• **Data entries**:

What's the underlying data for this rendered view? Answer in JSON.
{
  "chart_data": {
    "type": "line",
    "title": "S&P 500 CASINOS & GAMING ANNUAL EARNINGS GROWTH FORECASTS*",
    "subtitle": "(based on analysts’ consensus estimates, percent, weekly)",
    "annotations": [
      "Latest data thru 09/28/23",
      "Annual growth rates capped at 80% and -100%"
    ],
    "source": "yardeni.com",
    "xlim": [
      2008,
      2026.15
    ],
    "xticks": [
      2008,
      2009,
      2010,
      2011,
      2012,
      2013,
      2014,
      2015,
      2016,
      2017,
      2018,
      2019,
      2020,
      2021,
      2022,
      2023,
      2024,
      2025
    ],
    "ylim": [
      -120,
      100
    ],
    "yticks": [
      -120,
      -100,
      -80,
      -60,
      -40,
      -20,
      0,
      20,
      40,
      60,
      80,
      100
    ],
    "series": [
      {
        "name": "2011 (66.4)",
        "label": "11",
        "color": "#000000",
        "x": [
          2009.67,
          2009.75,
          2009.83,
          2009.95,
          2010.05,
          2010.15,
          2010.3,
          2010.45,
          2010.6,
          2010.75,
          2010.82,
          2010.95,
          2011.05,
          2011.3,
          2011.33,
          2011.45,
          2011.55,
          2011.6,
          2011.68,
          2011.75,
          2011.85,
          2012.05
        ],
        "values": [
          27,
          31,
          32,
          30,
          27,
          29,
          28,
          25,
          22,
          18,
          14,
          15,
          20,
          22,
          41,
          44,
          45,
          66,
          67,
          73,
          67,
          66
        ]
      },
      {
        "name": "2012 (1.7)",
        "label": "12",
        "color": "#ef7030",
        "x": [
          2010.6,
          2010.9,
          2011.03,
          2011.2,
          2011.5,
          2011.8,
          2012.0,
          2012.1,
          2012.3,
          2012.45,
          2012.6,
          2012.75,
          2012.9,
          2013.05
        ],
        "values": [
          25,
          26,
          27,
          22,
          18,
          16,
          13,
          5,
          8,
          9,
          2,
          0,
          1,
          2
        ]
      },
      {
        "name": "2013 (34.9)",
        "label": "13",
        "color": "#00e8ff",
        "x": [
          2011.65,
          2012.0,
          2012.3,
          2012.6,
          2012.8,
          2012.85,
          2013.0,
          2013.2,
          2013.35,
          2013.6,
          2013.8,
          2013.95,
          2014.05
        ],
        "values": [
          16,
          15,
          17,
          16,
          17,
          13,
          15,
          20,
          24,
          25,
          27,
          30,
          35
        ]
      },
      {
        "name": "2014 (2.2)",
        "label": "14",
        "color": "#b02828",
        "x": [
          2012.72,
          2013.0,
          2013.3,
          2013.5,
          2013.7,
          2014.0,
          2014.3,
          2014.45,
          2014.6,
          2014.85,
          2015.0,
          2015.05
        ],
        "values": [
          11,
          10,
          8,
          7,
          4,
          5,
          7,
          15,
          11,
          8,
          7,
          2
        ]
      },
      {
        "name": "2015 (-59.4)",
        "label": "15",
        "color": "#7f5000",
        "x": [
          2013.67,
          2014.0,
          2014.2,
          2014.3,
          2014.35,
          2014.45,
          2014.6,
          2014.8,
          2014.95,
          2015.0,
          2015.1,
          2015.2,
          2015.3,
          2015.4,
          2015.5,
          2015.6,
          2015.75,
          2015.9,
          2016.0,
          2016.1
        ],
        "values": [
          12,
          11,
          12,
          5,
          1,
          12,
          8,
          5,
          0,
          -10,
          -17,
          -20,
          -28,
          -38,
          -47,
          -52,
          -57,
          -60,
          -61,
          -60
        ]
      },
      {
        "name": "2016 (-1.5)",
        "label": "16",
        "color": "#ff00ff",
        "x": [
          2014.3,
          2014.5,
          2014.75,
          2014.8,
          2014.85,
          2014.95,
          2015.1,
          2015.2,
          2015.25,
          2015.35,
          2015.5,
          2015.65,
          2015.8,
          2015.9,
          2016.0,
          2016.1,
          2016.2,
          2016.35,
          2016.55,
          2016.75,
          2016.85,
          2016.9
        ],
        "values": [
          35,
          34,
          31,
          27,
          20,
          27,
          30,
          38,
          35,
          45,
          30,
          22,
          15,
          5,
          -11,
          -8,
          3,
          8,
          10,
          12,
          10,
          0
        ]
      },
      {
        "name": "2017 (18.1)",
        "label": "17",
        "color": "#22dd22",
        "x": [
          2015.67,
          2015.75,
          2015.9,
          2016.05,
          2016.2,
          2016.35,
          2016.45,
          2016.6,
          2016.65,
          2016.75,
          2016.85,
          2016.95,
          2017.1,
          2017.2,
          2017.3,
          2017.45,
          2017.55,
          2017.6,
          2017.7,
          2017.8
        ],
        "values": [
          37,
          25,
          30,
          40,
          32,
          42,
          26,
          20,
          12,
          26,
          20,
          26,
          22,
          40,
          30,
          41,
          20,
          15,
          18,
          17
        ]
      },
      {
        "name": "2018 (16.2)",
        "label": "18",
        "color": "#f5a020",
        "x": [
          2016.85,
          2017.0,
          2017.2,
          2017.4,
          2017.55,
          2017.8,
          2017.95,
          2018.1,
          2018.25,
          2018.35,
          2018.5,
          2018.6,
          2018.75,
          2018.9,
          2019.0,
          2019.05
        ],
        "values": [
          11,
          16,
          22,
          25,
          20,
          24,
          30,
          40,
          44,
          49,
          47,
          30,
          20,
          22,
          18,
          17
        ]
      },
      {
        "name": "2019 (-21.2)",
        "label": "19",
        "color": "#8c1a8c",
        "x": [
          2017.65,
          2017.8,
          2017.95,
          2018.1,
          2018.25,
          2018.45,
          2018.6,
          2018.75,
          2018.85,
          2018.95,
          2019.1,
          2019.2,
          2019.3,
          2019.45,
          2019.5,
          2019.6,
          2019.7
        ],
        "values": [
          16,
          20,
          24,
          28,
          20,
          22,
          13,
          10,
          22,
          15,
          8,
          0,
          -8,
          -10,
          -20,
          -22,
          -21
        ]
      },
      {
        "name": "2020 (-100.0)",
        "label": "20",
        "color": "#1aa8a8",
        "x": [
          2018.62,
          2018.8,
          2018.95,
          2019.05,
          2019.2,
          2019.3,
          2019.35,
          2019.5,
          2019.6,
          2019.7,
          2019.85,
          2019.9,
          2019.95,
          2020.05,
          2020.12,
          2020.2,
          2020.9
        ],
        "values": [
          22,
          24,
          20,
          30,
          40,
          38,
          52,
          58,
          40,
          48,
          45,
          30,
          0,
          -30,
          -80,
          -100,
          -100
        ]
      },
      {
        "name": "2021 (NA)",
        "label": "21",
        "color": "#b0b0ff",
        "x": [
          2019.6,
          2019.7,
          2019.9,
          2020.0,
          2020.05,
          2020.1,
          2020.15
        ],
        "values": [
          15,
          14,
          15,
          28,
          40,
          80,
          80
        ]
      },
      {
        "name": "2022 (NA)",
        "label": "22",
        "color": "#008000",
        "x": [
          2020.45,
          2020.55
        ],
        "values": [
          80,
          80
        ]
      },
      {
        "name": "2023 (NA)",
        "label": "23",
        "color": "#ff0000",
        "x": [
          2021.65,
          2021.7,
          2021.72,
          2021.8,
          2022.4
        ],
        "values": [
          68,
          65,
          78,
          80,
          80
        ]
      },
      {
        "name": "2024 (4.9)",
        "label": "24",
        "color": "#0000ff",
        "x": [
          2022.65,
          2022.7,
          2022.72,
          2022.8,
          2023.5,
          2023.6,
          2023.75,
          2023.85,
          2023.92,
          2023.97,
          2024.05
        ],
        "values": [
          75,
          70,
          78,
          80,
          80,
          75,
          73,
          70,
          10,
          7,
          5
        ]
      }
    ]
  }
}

• **Required work**: Copy out all of the records above with nothing altered.

• **Response**:
What's the underlying data for this rendered view? Answer in JSON.
{
  "chart_data": {
    "type": "line",
    "title": "S&P 500 CASINOS & GAMING ANNUAL EARNINGS GROWTH FORECASTS*",
    "subtitle": "(based on analysts’ consensus estimates, percent, weekly)",
    "annotations": [
      "Latest data thru 09/28/23",
      "Annual growth rates capped at 80% and -100%"
    ],
    "source": "yardeni.com",
    "xlim": [
      2008,
      2026.15
    ],
    "xticks": [
      2008,
      2009,
      2010,
      2011,
      2012,
      2013,
      2014,
      2015,
      2016,
      2017,
      2018,
      2019,
      2020,
      2021,
      2022,
      2023,
      2024,
      2025
    ],
    "ylim": [
      -120,
      100
    ],
    "yticks": [
      -120,
      -100,
      -80,
      -60,
      -40,
      -20,
      0,
      20,
      40,
      60,
      80,
      100
    ],
    "series": [
      {
        "name": "2011 (66.4)",
        "label": "11",
        "color": "#000000",
        "x": [
          2009.67,
          2009.75,
          2009.83,
          2009.95,
          2010.05,
          2010.15,
          2010.3,
          2010.45,
          2010.6,
          2010.75,
          2010.82,
          2010.95,
          2011.05,
          2011.3,
          2011.33,
          2011.45,
          2011.55,
          2011.6,
          2011.68,
          2011.75,
          2011.85,
          2012.05
        ],
        "values": [
          27,
          31,
          32,
          30,
          27,
          29,
          28,
          25,
          22,
          18,
          14,
          15,
          20,
          22,
          41,
          44,
          45,
          66,
          67,
          73,
          67,
          66
        ]
      },
      {
        "name": "2012 (1.7)",
        "label": "12",
        "color": "#ef7030",
        "x": [
          2010.6,
          2010.9,
          2011.03,
          2011.2,
          2011.5,
          2011.8,
          2012.0,
          2012.1,
          2012.3,
          2012.45,
          2012.6,
          2012.75,
          2012.9,
          2013.05
        ],
        "values": [
          25,
          26,
          27,
          22,
          18,
          16,
          13,
          5,
          8,
          9,
          2,
          0,
          1,
          2
        ]
      },
      {
        "name": "2013 (34.9)",
        "label": "13",
        "color": "#00e8ff",
        "x": [
          2011.65,
          2012.0,
          2012.3,
          2012.6,
          2012.8,
          2012.85,
          2013.0,
          2013.2,
          2013.35,
          2013.6,
          2013.8,
          2013.95,
          2014.05
        ],
        "values": [
          16,
          15,
          17,
          16,
          17,
          13,
          15,
          20,
          24,
          25,
          27,
          30,
          35
        ]
      },
      {
        "name": "2014 (2.2)",
        "label": "14",
        "color": "#b02828",
        "x": [
          2012.72,
          2013.0,
          2013.3,
          2013.5,
          2013.7,
          2014.0,
          2014.3,
          2014.45,
          2014.6,
          2014.85,
          2015.0,
          2015.05
        ],
        "values": [
          11,
          10,
          8,
          7,
          4,
          5,
          7,
          15,
          11,
          8,
          7,
          2
        ]
      },
      {
        "name": "2015 (-59.4)",
        "label": "15",
        "color": "#7f5000",
        "x": [
          2013.67,
          2014.0,
          2014.2,
          2014.3,
          2014.35,
          2014.45,
          2014.6,
          2014.8,
          2014.95,
          2015.0,
          2015.1,
          2015.2,
          2015.3,
          2015.4,
          2015.5,
          2015.6,
          2015.75,
          2015.9,
          2016.0,
          2016.1
        ],
        "values": [
          12,
          11,
          12,
          5,
          1,
          12,
          8,
          5,
          0,
          -10,
          -17,
          -20,
          -28,
          -38,
          -47,
          -52,
          -57,
          -60,
          -61,
          -60
        ]
      },
      {
        "name": "2016 (-1.5)",
        "label": "16",
        "color": "#ff00ff",
        "x": [
          2014.3,
          2014.5,
          2014.75,
          2014.8,
          2014.85,
          2014.95,
          2015.1,
          2015.2,
          2015.25,
          2015.35,
          2015.5,
          2015.65,
          2015.8,
          2015.9,
          2016.0,
          2016.1,
          2016.2,
          2016.35,
          2016.55,
          2016.75,
          2016.85,
          2016.9
        ],
        "values": [
          35,
          34,
          31,
          27,
          20,
          27,
          30,
          38,
          35,
          45,
          30,
          22,
          15,
          5,
          -11,
          -8,
          3,
          8,
          10,
          12,
          10,
          0
        ]
      },
      {
        "name": "2017 (18.1)",
        "label": "17",
        "color": "#22dd22",
        "x": [
          2015.67,
          2015.75,
          2015.9,
          2016.05,
          2016.2,
          2016.35,
          2016.45,
          2016.6,
          2016.65,
          2016.75,
          2016.85,
          2016.95,
          2017.1,
          2017.2,
          2017.3,
          2017.45,
          2017.55,
          2017.6,
          2017.7,
          2017.8
        ],
        "values": [
          37,
          25,
          30,
          40,
          32,
          42,
          26,
          20,
          12,
          26,
          20,
          26,
          22,
          40,
          30,
          41,
          20,
          15,
          18,
          17
        ]
      },
      {
        "name": "2018 (16.2)",
        "label": "18",
        "color": "#f5a020",
        "x": [
          2016.85,
          2017.0,
          2017.2,
          2017.4,
          2017.55,
          2017.8,
          2017.95,
          2018.1,
          2018.25,
          2018.35,
          2018.5,
          2018.6,
          2018.75,
          2018.9,
          2019.0,
          2019.05
        ],
        "values": [
          11,
          16,
          22,
          25,
          20,
          24,
          30,
          40,
          44,
          49,
          47,
          30,
          20,
          22,
          18,
          17
        ]
      },
      {
        "name": "2019 (-21.2)",
        "label": "19",
        "color": "#8c1a8c",
        "x": [
          2017.65,
          2017.8,
          2017.95,
          2018.1,
          2018.25,
          2018.45,
          2018.6,
          2018.75,
          2018.85,
          2018.95,
          2019.1,
          2019.2,
          2019.3,
          2019.45,
          2019.5,
          2019.6,
          2019.7
        ],
        "values": [
          16,
          20,
          24,
          28,
          20,
          22,
          13,
          10,
          22,
          15,
          8,
          0,
          -8,
          -10,
          -20,
          -22,
          -21
        ]
      },
      {
        "name": "2020 (-100.0)",
        "label": "20",
        "color": "#1aa8a8",
        "x": [
          2018.62,
          2018.8,
          2018.95,
          2019.05,
          2019.2,
          2019.3,
          2019.35,
          2019.5,
          2019.6,
          2019.7,
          2019.85,
          2019.9,
          2019.95,
          2020.05,
          2020.12,
          2020.2,
          2020.9
        ],
        "values": [
          22,
          24,
          20,
          30,
          40,
          38,
          52,
          58,
          40,
          48,
          45,
          30,
          0,
          -30,
          -80,
          -100,
          -100
        ]
      },
      {
        "name": "2021 (NA)",
        "label": "21",
        "color": "#b0b0ff",
        "x": [
          2019.6,
          2019.7,
          2019.9,
          2020.0,
          2020.05,
          2020.1,
          2020.15
        ],
        "values": [
          15,
          14,
          15,
          28,
          40,
          80,
          80
        ]
      },
      {
        "name": "2022 (NA)",
        "label": "22",
        "color": "#008000",
        "x": [
          2020.45,
          2020.55
        ],
        "values": [
          80,
          80
        ]
      },
      {
        "name": "2023 (NA)",
        "label": "23",
        "color": "#ff0000",
        "x": [
          2021.65,
          2021.7,
          2021.72,
          2021.8,
          2022.4
        ],
        "values": [
          68,
          65,
          78,
          80,
          80
        ]
      },
      {
        "name": "2024 (4.9)",
        "label": "24",
        "color": "#0000ff",
        "x": [
          2022.65,
          2022.7,
          2022.72,
          2022.8,
          2023.5,
          2023.6,
          2023.75,
          2023.85,
          2023.92,
          2023.97,
          2024.05
        ],
        "values": [
          75,
          70,
          78,
          80,
          80,
          75,
          73,
          70,
          10,
          7,
          5
        ]
      }
    ]
  }
}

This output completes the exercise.